Written request. Restate, word for word, every line of the data.

Dataset entries
■ ■ ■ ■
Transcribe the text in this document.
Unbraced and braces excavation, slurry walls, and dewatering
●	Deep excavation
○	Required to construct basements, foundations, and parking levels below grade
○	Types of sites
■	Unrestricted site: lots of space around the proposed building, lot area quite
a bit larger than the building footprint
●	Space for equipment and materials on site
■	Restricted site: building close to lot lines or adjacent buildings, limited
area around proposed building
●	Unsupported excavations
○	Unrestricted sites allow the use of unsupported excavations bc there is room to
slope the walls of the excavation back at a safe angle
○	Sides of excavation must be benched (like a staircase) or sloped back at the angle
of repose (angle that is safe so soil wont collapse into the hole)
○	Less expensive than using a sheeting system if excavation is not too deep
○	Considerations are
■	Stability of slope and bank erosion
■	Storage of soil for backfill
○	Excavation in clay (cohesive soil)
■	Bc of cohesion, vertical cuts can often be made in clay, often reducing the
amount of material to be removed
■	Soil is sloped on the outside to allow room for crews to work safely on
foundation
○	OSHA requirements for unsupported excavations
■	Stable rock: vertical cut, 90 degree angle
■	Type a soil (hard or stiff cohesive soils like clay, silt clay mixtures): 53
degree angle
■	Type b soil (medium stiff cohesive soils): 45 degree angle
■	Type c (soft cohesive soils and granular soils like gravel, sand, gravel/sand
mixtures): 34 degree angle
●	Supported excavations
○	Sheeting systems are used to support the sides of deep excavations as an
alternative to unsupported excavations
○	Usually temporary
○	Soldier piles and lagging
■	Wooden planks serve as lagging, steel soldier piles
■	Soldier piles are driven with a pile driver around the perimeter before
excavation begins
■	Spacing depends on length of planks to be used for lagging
■ ■ ■ ■
Solution to this exercise.
Transcribe the text in this document.
Unbraced and braces excavation, slurry walls, and dewatering
●	Deep excavation
○	Required to construct basements, foundations, and parking levels below grade
○	Types of sites
■	Unrestricted site: lots of space around the proposed building, lot area quite
a bit larger than the building footprint
●	Space for equipment and materials on site
■	Restricted site: building close to lot lines or adjacent buildings, limited
area around proposed building
●	Unsupported excavations
○	Unrestricted sites allow the use of unsupported excavations bc there is room to
slope the walls of the excavation back at a safe angle
○	Sides of excavation must be benched (like a staircase) or sloped back at the angle
of repose (angle that is safe so soil wont collapse into the hole)
○	Less expensive than using a sheeting system if excavation is not too deep
○	Considerations are
■	Stability of slope and bank erosion
■	Storage of soil for backfill
○	Excavation in clay (cohesive soil)
■	Bc of cohesion, vertical cuts can often be made in clay, often reducing the
amount of material to be removed
■	Soil is sloped on the outside to allow room for crews to work safely on
foundation
○	OSHA requirements for unsupported excavations
■	Stable rock: vertical cut, 90 degree angle
■	Type a soil (hard or stiff cohesive soils like clay, silt clay mixtures): 53
degree angle
■	Type b soil (medium stiff cohesive soils): 45 degree angle
■	Type c (soft cohesive soils and granular soils like gravel, sand, gravel/sand
mixtures): 34 degree angle
●	Supported excavations
○	Sheeting systems are used to support the sides of deep excavations as an
alternative to unsupported excavations
○	Usually temporary
○	Soldier piles and lagging
■	Wooden planks serve as lagging, steel soldier piles
■	Soldier piles are driven with a pile driver around the perimeter before
excavation begins
■	Spacing depends on length of planks to be used for lagging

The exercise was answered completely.